* TASK DESCRIPTION:
Look below for the line that contains "Extract the structured", then copy it and each following line to the end of the records, minus any pictures.

------ LISTED ENTRIES ------

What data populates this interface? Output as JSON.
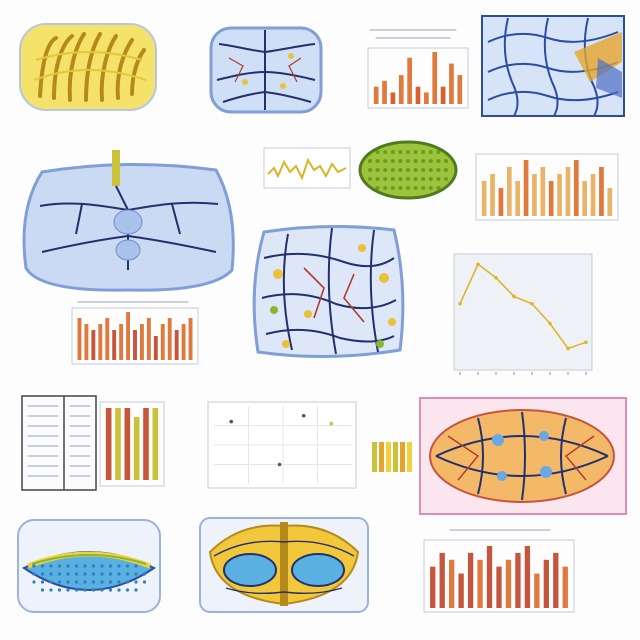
{
  "captions": {
    "cell_a_bottom": "",
    "cell_b_right": "",
    "scatter_title": "",
    "line_title": ""
  },
  "palette": {
    "membrane_blue": "#6d8ed0",
    "membrane_fill": "#c9d8f2",
    "vein_navy": "#23306e",
    "vein_red": "#b3392a",
    "yellow": "#f2d23c",
    "gold": "#e5a52a",
    "green": "#8ab52f",
    "bar_orange": "#e07a3c",
    "bar_tan": "#e8b46a",
    "bar_red": "#c6553d",
    "pink_frame": "#f3c6de"
  },
  "panels": [
    {
      "name": "yellow-leaf-cell",
      "kind": "illustration"
    },
    {
      "name": "blue-vein-cell",
      "kind": "illustration"
    },
    {
      "name": "orange-bar-chart-top",
      "kind": "chart"
    },
    {
      "name": "blue-mesh-cell",
      "kind": "illustration"
    },
    {
      "name": "large-blue-vein-cell",
      "kind": "illustration"
    },
    {
      "name": "yellow-waveform-strip",
      "kind": "chart"
    },
    {
      "name": "green-dotted-oval",
      "kind": "illustration"
    },
    {
      "name": "tan-bar-chart-right",
      "kind": "chart"
    },
    {
      "name": "center-vein-cell",
      "kind": "illustration"
    },
    {
      "name": "line-chart-right",
      "kind": "chart"
    },
    {
      "name": "orange-bar-chart-left",
      "kind": "chart"
    },
    {
      "name": "table-and-bars",
      "kind": "chart"
    },
    {
      "name": "scatter-plot",
      "kind": "chart"
    },
    {
      "name": "pink-vein-cell",
      "kind": "illustration"
    },
    {
      "name": "cyan-eye-cell",
      "kind": "illustration"
    },
    {
      "name": "butterfly-cell",
      "kind": "illustration"
    },
    {
      "name": "red-bar-chart-bottom",
      "kind": "chart"
    }
  ],
  "chart_data": [
    {
      "type": "bar",
      "id": "orange-bar-chart-top",
      "values": [
        3,
        4,
        2,
        5,
        8,
        3,
        2,
        9,
        3,
        7,
        5
      ]
    },
    {
      "type": "bar",
      "id": "tan-bar-chart-right",
      "values": [
        5,
        6,
        4,
        7,
        5,
        8,
        6,
        7,
        5,
        6,
        7,
        8,
        5,
        6,
        7,
        4
      ]
    },
    {
      "type": "line",
      "id": "line-chart-right",
      "x": [
        0,
        1,
        2,
        3,
        4,
        5,
        6,
        7
      ],
      "values": [
        5.6,
        9.4,
        8.1,
        6.3,
        5.6,
        3.7,
        1.3,
        1.9
      ]
    },
    {
      "type": "bar",
      "id": "orange-bar-chart-left",
      "values": [
        7,
        6,
        5,
        6,
        7,
        5,
        6,
        8,
        5,
        6,
        7,
        4,
        6,
        7,
        5,
        6,
        7
      ]
    },
    {
      "type": "bar",
      "id": "table-and-bars",
      "values": [
        8,
        8,
        8,
        7,
        8,
        8
      ]
    },
    {
      "type": "scatter",
      "id": "scatter-plot",
      "points": [
        [
          0.5,
          3.2
        ],
        [
          2.6,
          3.5
        ],
        [
          3.4,
          3.1
        ],
        [
          1.9,
          1.0
        ]
      ]
    },
    {
      "type": "bar",
      "id": "red-bar-chart-bottom",
      "values": [
        6,
        8,
        7,
        5,
        8,
        7,
        9,
        6,
        7,
        8,
        9,
        5,
        7,
        8,
        6
      ]
    }
  ]
}
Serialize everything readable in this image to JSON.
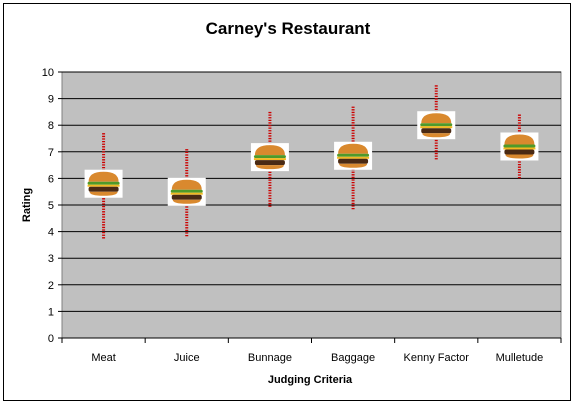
{
  "chart_data": {
    "type": "scatter",
    "title": "Carney's Restaurant",
    "xlabel": "Judging Criteria",
    "ylabel": "Rating",
    "ylim": [
      0,
      10
    ],
    "yticks": [
      0,
      1,
      2,
      3,
      4,
      5,
      6,
      7,
      8,
      9,
      10
    ],
    "categories": [
      "Meat",
      "Juice",
      "Bunnage",
      "Baggage",
      "Kenny Factor",
      "Mulletude"
    ],
    "values": [
      5.8,
      5.5,
      6.8,
      6.85,
      8.0,
      7.2
    ],
    "error_low": [
      3.7,
      3.8,
      4.9,
      4.8,
      6.7,
      6.0
    ],
    "error_high": [
      7.7,
      7.1,
      8.5,
      8.7,
      9.5,
      8.4
    ],
    "marker_icon": "hamburger-icon",
    "grid": true,
    "legend": "none",
    "colors": {
      "plot_area": "#c0c0c0",
      "gridline": "#000000",
      "error_bar": "#cc0000",
      "bun": "#d9892e",
      "patty": "#4a2a14",
      "lettuce": "#4f9a2a",
      "cheese": "#f2b820"
    }
  }
}
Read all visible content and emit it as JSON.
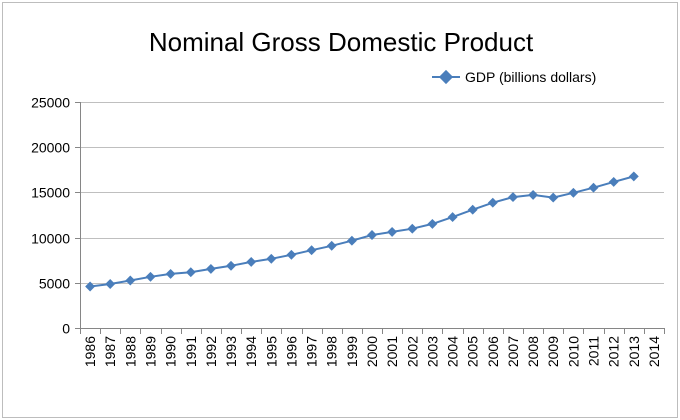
{
  "chart_data": {
    "type": "line",
    "title": "Nominal Gross Domestic Product",
    "xlabel": "",
    "ylabel": "",
    "categories": [
      "1986",
      "1987",
      "1988",
      "1989",
      "1990",
      "1991",
      "1992",
      "1993",
      "1994",
      "1995",
      "1996",
      "1997",
      "1998",
      "1999",
      "2000",
      "2001",
      "2002",
      "2003",
      "2004",
      "2005",
      "2006",
      "2007",
      "2008",
      "2009",
      "2010",
      "2011",
      "2012",
      "2013",
      "2014"
    ],
    "series": [
      {
        "name": "GDP (billions dollars)",
        "color": "#4a7ebb",
        "values": [
          4590,
          4870,
          5250,
          5660,
          5980,
          6170,
          6540,
          6880,
          7310,
          7660,
          8100,
          8610,
          9090,
          9660,
          10290,
          10630,
          10980,
          11510,
          12270,
          13090,
          13860,
          14480,
          14720,
          14420,
          14960,
          15520,
          16160,
          16770,
          null
        ]
      }
    ],
    "ylim": [
      0,
      25000
    ],
    "yticks": [
      0,
      5000,
      10000,
      15000,
      20000,
      25000
    ],
    "grid": true,
    "legend_position": "top-right"
  }
}
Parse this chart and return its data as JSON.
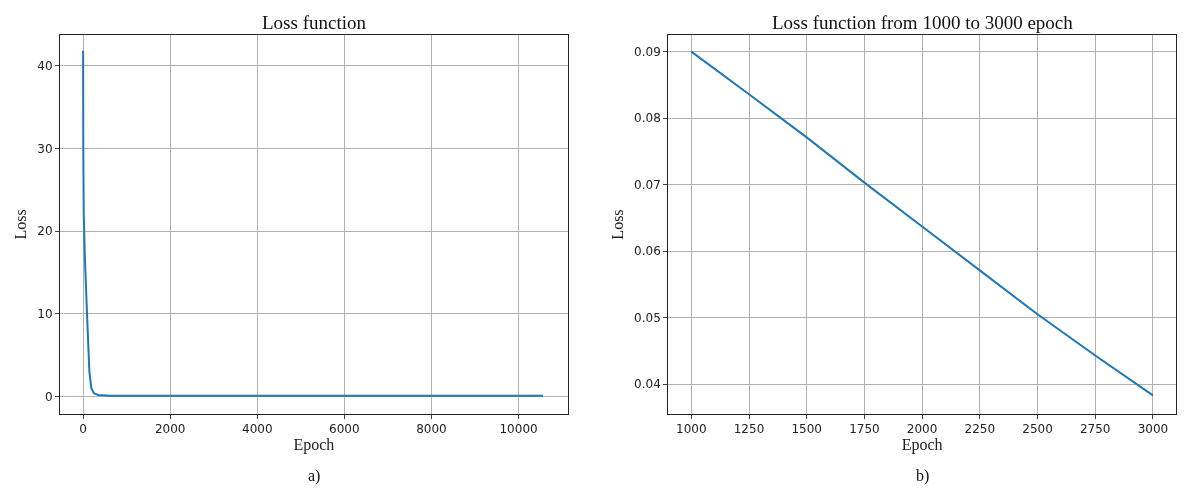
{
  "chart_data": [
    {
      "type": "line",
      "title": "Loss function",
      "xlabel": "Epoch",
      "ylabel": "Loss",
      "annotations": [
        "a)"
      ],
      "x": [
        0,
        5,
        15,
        40,
        90,
        145,
        190,
        250,
        350,
        600,
        1000,
        2000,
        4000,
        6000,
        8000,
        10560
      ],
      "series": [
        {
          "color": "#1f77b4",
          "values": [
            41.8,
            30,
            22,
            17,
            10,
            3,
            1,
            0.4,
            0.2,
            0.1,
            0.1,
            0.1,
            0.1,
            0.1,
            0.1,
            0.1
          ]
        }
      ],
      "xlim": [
        -530,
        11130
      ],
      "ylim": [
        -2.1,
        43.7
      ],
      "xticks": [
        0,
        2000,
        4000,
        6000,
        8000,
        10000
      ],
      "yticks": [
        0,
        10,
        20,
        30,
        40
      ],
      "grid": true,
      "marker": "none",
      "line_style": "solid"
    },
    {
      "type": "line",
      "title": "Loss function from 1000 to 3000 epoch",
      "xlabel": "Epoch",
      "ylabel": "Loss",
      "annotations": [
        "b)"
      ],
      "x": [
        1000,
        1250,
        1500,
        1750,
        2000,
        2250,
        2500,
        2750,
        3000
      ],
      "series": [
        {
          "color": "#1f77b4",
          "values": [
            0.09,
            0.0836,
            0.0771,
            0.0703,
            0.0637,
            0.0571,
            0.0505,
            0.0443,
            0.0383
          ]
        }
      ],
      "xlim": [
        900,
        3100
      ],
      "ylim": [
        0.0355,
        0.0925
      ],
      "xticks": [
        1000,
        1250,
        1500,
        1750,
        2000,
        2250,
        2500,
        2750,
        3000
      ],
      "yticks": [
        0.04,
        0.05,
        0.06,
        0.07,
        0.08,
        0.09
      ],
      "grid": true,
      "marker": "none",
      "line_style": "solid"
    }
  ]
}
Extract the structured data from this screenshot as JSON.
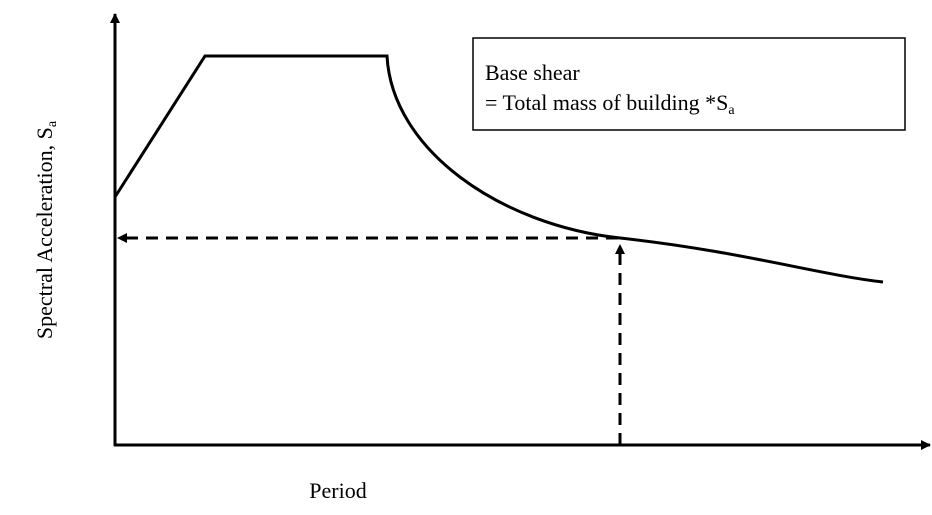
{
  "axes": {
    "y_label": {
      "text": "Spectral  Acceleration, S",
      "subscript": "a"
    },
    "x_label": "Period"
  },
  "note": {
    "line1": "Base shear",
    "line2": {
      "text": "= Total mass of building *S",
      "subscript": "a"
    }
  }
}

------

* EXERCISE SOLUTION:
Extract the structured data from this screenshot as JSON.
{
  "axes": {
    "y_label": {
      "text": "Spectral  Acceleration, S",
      "subscript": "a"
    },
    "x_label": "Period"
  },
  "note": {
    "line1": "Base shear",
    "line2": {
      "text": "= Total mass of building *S",
      "subscript": "a"
    }
  }
}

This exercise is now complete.